## START Records for the task

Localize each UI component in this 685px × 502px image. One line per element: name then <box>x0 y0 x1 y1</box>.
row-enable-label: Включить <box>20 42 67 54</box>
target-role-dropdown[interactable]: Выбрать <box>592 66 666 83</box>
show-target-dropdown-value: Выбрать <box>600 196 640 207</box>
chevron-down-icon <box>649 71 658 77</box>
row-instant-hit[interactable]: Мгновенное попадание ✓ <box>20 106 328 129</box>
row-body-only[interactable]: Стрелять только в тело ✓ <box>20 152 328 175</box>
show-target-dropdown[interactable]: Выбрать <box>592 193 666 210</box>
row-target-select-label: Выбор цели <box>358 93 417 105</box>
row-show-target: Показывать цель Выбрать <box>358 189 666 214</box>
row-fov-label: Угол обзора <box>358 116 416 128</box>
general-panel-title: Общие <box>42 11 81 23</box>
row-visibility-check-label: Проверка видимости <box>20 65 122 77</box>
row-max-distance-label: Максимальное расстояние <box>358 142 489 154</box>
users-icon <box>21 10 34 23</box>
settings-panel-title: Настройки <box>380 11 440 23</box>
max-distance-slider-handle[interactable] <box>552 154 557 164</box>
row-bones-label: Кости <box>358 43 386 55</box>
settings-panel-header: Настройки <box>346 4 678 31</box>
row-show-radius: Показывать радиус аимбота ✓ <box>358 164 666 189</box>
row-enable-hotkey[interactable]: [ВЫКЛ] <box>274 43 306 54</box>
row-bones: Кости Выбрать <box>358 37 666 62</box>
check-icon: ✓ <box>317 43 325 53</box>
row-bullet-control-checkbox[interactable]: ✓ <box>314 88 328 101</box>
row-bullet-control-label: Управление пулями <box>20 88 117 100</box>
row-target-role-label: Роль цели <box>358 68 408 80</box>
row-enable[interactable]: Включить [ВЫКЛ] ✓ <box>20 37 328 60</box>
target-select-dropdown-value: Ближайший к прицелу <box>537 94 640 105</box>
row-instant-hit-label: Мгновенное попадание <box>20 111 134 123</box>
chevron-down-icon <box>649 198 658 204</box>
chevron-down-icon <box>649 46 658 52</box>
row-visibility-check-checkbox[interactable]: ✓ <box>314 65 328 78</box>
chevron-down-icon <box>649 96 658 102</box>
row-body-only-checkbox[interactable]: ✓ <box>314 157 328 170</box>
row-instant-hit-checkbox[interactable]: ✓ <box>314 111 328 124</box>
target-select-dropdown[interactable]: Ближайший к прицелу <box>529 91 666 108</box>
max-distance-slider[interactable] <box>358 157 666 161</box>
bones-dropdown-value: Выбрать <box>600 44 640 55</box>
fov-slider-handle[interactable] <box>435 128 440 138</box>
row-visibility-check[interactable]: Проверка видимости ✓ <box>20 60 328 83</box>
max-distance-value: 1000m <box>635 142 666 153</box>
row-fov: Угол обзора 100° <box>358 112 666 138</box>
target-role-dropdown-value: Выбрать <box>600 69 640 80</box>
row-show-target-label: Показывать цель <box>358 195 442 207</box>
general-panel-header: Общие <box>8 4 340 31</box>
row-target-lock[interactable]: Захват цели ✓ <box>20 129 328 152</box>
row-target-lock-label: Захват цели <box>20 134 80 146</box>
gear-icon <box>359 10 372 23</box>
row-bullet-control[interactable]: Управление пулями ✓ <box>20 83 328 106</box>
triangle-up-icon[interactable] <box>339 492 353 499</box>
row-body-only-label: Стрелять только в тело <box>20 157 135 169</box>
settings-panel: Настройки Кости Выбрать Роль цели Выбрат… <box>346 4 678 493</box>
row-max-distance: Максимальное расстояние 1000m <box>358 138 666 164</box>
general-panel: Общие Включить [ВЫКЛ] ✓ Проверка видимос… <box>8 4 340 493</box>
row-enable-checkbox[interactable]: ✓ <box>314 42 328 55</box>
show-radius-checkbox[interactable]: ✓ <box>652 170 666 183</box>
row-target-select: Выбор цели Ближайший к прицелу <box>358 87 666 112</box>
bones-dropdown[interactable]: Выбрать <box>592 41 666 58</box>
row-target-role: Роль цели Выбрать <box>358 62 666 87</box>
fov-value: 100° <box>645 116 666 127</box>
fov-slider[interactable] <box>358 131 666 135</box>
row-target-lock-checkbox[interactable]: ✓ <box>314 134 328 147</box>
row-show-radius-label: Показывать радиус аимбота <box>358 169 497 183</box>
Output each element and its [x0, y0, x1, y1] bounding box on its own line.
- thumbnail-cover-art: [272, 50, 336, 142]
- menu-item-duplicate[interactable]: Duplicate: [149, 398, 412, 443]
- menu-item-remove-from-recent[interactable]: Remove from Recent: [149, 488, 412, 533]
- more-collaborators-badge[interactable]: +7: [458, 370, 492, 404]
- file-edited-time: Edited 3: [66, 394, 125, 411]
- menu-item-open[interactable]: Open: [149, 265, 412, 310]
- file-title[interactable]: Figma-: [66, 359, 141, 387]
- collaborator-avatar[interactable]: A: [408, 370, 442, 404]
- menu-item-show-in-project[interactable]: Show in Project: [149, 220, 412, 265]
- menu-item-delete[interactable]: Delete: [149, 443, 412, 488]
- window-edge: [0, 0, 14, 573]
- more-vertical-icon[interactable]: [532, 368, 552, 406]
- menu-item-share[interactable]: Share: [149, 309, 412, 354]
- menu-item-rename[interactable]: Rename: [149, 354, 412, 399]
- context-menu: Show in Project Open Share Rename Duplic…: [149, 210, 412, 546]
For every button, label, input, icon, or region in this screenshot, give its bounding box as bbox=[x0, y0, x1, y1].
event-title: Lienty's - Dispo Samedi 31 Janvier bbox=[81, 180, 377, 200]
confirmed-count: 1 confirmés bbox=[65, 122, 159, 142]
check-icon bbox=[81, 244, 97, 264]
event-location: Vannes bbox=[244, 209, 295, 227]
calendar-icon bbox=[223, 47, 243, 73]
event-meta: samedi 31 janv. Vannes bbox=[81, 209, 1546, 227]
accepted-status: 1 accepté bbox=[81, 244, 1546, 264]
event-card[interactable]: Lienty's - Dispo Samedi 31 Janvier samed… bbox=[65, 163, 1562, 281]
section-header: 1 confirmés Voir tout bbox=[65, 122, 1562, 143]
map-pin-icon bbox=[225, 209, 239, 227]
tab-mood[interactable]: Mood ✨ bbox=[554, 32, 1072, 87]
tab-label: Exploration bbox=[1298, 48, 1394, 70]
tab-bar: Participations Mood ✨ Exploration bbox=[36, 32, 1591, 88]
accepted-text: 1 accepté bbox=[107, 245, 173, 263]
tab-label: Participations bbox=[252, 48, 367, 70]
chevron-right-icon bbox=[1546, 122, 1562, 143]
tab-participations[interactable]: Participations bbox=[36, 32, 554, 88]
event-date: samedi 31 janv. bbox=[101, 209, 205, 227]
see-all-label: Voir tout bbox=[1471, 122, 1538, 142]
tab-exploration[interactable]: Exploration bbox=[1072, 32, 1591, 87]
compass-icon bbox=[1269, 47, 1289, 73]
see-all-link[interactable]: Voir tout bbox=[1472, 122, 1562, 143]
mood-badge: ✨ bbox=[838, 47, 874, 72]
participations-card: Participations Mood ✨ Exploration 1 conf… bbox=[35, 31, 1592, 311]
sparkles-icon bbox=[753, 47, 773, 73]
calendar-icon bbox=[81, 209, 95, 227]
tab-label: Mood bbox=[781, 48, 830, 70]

## END Records for the task

- **Stated problem**:
Rewrite all of the rows above, substituting "dropdown-arrow-icon" for every occurrence of "chevron-down-icon" and leaving everything else unchanged.

- **Right answer**:
Localize each UI component in this 685px × 502px image. One line per element: name then <box>x0 y0 x1 y1</box>.
row-enable-label: Включить <box>20 42 67 54</box>
target-role-dropdown[interactable]: Выбрать <box>592 66 666 83</box>
show-target-dropdown-value: Выбрать <box>600 196 640 207</box>
dropdown-arrow-icon <box>649 71 658 77</box>
row-instant-hit[interactable]: Мгновенное попадание ✓ <box>20 106 328 129</box>
row-body-only[interactable]: Стрелять только в тело ✓ <box>20 152 328 175</box>
show-target-dropdown[interactable]: Выбрать <box>592 193 666 210</box>
row-target-select-label: Выбор цели <box>358 93 417 105</box>
row-show-target: Показывать цель Выбрать <box>358 189 666 214</box>
row-fov-label: Угол обзора <box>358 116 416 128</box>
general-panel-title: Общие <box>42 11 81 23</box>
row-visibility-check-label: Проверка видимости <box>20 65 122 77</box>
row-max-distance-label: Максимальное расстояние <box>358 142 489 154</box>
users-icon <box>21 10 34 23</box>
settings-panel-title: Настройки <box>380 11 440 23</box>
max-distance-slider-handle[interactable] <box>552 154 557 164</box>
row-bones-label: Кости <box>358 43 386 55</box>
settings-panel-header: Настройки <box>346 4 678 31</box>
row-show-radius: Показывать радиус аимбота ✓ <box>358 164 666 189</box>
row-enable-hotkey[interactable]: [ВЫКЛ] <box>274 43 306 54</box>
row-bones: Кости Выбрать <box>358 37 666 62</box>
check-icon: ✓ <box>317 43 325 53</box>
row-bullet-control-checkbox[interactable]: ✓ <box>314 88 328 101</box>
row-bullet-control-label: Управление пулями <box>20 88 117 100</box>
row-target-role-label: Роль цели <box>358 68 408 80</box>
row-enable[interactable]: Включить [ВЫКЛ] ✓ <box>20 37 328 60</box>
target-select-dropdown-value: Ближайший к прицелу <box>537 94 640 105</box>
row-instant-hit-label: Мгновенное попадание <box>20 111 134 123</box>
dropdown-arrow-icon <box>649 198 658 204</box>
dropdown-arrow-icon <box>649 46 658 52</box>
row-visibility-check-checkbox[interactable]: ✓ <box>314 65 328 78</box>
dropdown-arrow-icon <box>649 96 658 102</box>
row-body-only-checkbox[interactable]: ✓ <box>314 157 328 170</box>
row-instant-hit-checkbox[interactable]: ✓ <box>314 111 328 124</box>
target-select-dropdown[interactable]: Ближайший к прицелу <box>529 91 666 108</box>
max-distance-slider[interactable] <box>358 157 666 161</box>
bones-dropdown-value: Выбрать <box>600 44 640 55</box>
fov-slider-handle[interactable] <box>435 128 440 138</box>
row-visibility-check[interactable]: Проверка видимости ✓ <box>20 60 328 83</box>
max-distance-value: 1000m <box>635 142 666 153</box>
row-fov: Угол обзора 100° <box>358 112 666 138</box>
target-role-dropdown-value: Выбрать <box>600 69 640 80</box>
row-show-target-label: Показывать цель <box>358 195 442 207</box>
general-panel-header: Общие <box>8 4 340 31</box>
row-target-lock[interactable]: Захват цели ✓ <box>20 129 328 152</box>
row-target-lock-label: Захват цели <box>20 134 80 146</box>
gear-icon <box>359 10 372 23</box>
row-bullet-control[interactable]: Управление пулями ✓ <box>20 83 328 106</box>
triangle-up-icon[interactable] <box>339 492 353 499</box>
row-body-only-label: Стрелять только в тело <box>20 157 135 169</box>
settings-panel: Настройки Кости Выбрать Роль цели Выбрат… <box>346 4 678 493</box>
row-max-distance: Максимальное расстояние 1000m <box>358 138 666 164</box>
general-panel: Общие Включить [ВЫКЛ] ✓ Проверка видимос… <box>8 4 340 493</box>
row-enable-checkbox[interactable]: ✓ <box>314 42 328 55</box>
show-radius-checkbox[interactable]: ✓ <box>652 170 666 183</box>
row-target-select: Выбор цели Ближайший к прицелу <box>358 87 666 112</box>
bones-dropdown[interactable]: Выбрать <box>592 41 666 58</box>
row-target-role: Роль цели Выбрать <box>358 62 666 87</box>
fov-value: 100° <box>645 116 666 127</box>
fov-slider[interactable] <box>358 131 666 135</box>
row-target-lock-checkbox[interactable]: ✓ <box>314 134 328 147</box>
row-show-radius-label: Показывать радиус аимбота <box>358 169 497 183</box>
Output each element and its [x0, y0, x1, y1] bounding box on its own line.
- thumbnail-cover-art: [272, 50, 336, 142]
- menu-item-duplicate[interactable]: Duplicate: [149, 398, 412, 443]
- menu-item-remove-from-recent[interactable]: Remove from Recent: [149, 488, 412, 533]
- more-collaborators-badge[interactable]: +7: [458, 370, 492, 404]
- file-edited-time: Edited 3: [66, 394, 125, 411]
- menu-item-open[interactable]: Open: [149, 265, 412, 310]
- file-title[interactable]: Figma-: [66, 359, 141, 387]
- collaborator-avatar[interactable]: A: [408, 370, 442, 404]
- menu-item-show-in-project[interactable]: Show in Project: [149, 220, 412, 265]
- menu-item-delete[interactable]: Delete: [149, 443, 412, 488]
- window-edge: [0, 0, 14, 573]
- more-vertical-icon[interactable]: [532, 368, 552, 406]
- menu-item-share[interactable]: Share: [149, 309, 412, 354]
- menu-item-rename[interactable]: Rename: [149, 354, 412, 399]
- context-menu: Show in Project Open Share Rename Duplic…: [149, 210, 412, 546]
For every button, label, input, icon, or region in this screenshot, give its bounding box as bbox=[x0, y0, x1, y1].
event-title: Lienty's - Dispo Samedi 31 Janvier bbox=[81, 180, 377, 200]
confirmed-count: 1 confirmés bbox=[65, 122, 159, 142]
check-icon bbox=[81, 244, 97, 264]
event-location: Vannes bbox=[244, 209, 295, 227]
calendar-icon bbox=[223, 47, 243, 73]
event-meta: samedi 31 janv. Vannes bbox=[81, 209, 1546, 227]
accepted-status: 1 accepté bbox=[81, 244, 1546, 264]
event-card[interactable]: Lienty's - Dispo Samedi 31 Janvier samed… bbox=[65, 163, 1562, 281]
section-header: 1 confirmés Voir tout bbox=[65, 122, 1562, 143]
map-pin-icon bbox=[225, 209, 239, 227]
tab-mood[interactable]: Mood ✨ bbox=[554, 32, 1072, 87]
tab-label: Exploration bbox=[1298, 48, 1394, 70]
tab-bar: Participations Mood ✨ Exploration bbox=[36, 32, 1591, 88]
accepted-text: 1 accepté bbox=[107, 245, 173, 263]
tab-label: Participations bbox=[252, 48, 367, 70]
chevron-right-icon bbox=[1546, 122, 1562, 143]
tab-participations[interactable]: Participations bbox=[36, 32, 554, 88]
event-date: samedi 31 janv. bbox=[101, 209, 205, 227]
see-all-label: Voir tout bbox=[1471, 122, 1538, 142]
tab-exploration[interactable]: Exploration bbox=[1072, 32, 1591, 87]
compass-icon bbox=[1269, 47, 1289, 73]
see-all-link[interactable]: Voir tout bbox=[1472, 122, 1562, 143]
mood-badge: ✨ bbox=[838, 47, 874, 72]
participations-card: Participations Mood ✨ Exploration 1 conf… bbox=[35, 31, 1592, 311]
sparkles-icon bbox=[753, 47, 773, 73]
calendar-icon bbox=[81, 209, 95, 227]
tab-label: Mood bbox=[781, 48, 830, 70]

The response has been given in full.